[Begin Input for this task]

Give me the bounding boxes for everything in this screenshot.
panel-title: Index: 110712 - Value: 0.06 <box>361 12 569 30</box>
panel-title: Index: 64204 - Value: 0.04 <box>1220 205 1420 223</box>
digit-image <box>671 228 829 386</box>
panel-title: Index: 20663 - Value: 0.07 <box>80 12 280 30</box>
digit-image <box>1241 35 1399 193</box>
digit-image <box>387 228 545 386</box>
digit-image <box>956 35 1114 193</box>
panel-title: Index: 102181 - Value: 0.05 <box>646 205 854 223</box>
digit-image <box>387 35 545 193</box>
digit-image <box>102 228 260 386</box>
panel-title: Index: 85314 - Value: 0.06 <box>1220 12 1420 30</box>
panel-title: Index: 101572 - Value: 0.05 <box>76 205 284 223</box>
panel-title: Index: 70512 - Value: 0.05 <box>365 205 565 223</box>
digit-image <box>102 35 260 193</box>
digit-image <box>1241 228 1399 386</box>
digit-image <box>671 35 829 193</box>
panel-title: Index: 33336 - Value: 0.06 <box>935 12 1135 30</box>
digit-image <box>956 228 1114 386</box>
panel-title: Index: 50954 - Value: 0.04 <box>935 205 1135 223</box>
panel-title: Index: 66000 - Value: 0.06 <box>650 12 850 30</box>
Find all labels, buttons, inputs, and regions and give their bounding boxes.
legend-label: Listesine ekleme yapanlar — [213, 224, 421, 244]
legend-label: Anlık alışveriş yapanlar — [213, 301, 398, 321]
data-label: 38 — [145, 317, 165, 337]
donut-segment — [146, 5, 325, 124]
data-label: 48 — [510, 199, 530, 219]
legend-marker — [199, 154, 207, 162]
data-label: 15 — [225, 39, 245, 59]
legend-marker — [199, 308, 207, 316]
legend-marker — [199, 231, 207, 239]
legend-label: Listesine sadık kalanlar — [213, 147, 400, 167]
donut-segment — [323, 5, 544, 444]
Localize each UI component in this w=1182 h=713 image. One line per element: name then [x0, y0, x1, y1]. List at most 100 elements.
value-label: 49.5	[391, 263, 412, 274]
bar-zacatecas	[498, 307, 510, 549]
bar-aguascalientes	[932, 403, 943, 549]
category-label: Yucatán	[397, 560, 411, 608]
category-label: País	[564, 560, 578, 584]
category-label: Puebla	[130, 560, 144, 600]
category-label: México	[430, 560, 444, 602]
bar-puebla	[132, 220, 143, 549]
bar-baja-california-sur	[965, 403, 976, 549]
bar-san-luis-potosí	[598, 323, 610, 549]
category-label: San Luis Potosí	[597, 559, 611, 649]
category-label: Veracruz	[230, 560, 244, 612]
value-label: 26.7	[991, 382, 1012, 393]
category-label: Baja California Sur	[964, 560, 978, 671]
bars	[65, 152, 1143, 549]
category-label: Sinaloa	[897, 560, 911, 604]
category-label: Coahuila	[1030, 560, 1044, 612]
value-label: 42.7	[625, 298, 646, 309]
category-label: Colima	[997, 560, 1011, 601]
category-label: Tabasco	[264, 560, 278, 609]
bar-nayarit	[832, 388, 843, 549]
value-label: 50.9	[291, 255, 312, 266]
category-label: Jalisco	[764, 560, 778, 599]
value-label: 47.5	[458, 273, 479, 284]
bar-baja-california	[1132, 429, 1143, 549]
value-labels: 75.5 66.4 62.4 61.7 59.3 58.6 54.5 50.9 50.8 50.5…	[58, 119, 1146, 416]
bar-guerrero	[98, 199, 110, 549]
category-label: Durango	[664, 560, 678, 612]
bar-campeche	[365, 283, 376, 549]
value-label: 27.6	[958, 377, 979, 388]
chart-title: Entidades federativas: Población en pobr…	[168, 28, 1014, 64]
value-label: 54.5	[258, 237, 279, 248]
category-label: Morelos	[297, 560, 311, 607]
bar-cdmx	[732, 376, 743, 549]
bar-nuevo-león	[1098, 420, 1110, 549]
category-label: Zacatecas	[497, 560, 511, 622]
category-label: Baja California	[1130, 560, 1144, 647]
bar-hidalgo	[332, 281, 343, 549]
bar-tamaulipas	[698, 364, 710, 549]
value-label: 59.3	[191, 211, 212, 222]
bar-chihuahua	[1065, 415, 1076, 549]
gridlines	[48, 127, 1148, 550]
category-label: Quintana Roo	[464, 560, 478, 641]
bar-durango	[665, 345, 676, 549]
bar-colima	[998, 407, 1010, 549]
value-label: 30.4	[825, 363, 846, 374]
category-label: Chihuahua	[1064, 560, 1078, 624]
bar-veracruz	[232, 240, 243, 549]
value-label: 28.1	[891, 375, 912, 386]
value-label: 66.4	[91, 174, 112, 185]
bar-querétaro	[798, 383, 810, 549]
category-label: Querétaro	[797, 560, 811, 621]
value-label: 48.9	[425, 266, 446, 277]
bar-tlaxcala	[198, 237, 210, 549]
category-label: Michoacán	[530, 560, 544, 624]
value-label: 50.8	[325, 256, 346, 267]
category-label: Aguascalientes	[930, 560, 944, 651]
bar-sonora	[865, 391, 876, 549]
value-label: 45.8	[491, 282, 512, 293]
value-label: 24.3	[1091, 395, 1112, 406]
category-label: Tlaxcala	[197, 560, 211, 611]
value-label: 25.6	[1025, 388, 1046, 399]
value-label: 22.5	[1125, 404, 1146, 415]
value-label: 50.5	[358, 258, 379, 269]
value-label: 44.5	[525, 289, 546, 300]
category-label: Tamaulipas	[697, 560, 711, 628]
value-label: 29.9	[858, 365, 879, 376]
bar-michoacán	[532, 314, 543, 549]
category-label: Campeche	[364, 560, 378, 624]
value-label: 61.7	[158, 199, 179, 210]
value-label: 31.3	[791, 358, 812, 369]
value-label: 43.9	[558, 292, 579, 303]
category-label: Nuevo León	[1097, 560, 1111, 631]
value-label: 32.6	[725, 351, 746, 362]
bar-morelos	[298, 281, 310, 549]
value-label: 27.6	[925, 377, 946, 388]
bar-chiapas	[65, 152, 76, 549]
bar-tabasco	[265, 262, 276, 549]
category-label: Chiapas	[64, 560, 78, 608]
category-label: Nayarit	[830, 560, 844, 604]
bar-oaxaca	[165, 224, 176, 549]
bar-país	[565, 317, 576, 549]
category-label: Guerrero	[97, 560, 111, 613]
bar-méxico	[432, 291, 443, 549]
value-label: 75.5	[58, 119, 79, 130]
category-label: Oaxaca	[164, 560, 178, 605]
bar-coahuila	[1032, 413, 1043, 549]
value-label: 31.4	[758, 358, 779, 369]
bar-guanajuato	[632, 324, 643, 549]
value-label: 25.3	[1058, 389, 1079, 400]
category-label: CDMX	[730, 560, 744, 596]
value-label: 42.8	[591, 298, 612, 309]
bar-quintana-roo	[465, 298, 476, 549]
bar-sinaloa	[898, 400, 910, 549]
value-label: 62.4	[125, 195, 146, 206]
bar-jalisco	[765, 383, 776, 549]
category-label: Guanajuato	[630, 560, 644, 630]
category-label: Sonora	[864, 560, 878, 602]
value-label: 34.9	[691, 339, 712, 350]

[End Input for this task]

(Written instruction): Pick out every line in the rows above that contains the string "panel". Case counts.

(Finished task):
panel-title: Index: 110712 - Value: 0.06 <box>361 12 569 30</box>
panel-title: Index: 64204 - Value: 0.04 <box>1220 205 1420 223</box>
panel-title: Index: 20663 - Value: 0.07 <box>80 12 280 30</box>
panel-title: Index: 102181 - Value: 0.05 <box>646 205 854 223</box>
panel-title: Index: 85314 - Value: 0.06 <box>1220 12 1420 30</box>
panel-title: Index: 101572 - Value: 0.05 <box>76 205 284 223</box>
panel-title: Index: 70512 - Value: 0.05 <box>365 205 565 223</box>
panel-title: Index: 33336 - Value: 0.06 <box>935 12 1135 30</box>
panel-title: Index: 50954 - Value: 0.04 <box>935 205 1135 223</box>
panel-title: Index: 66000 - Value: 0.06 <box>650 12 850 30</box>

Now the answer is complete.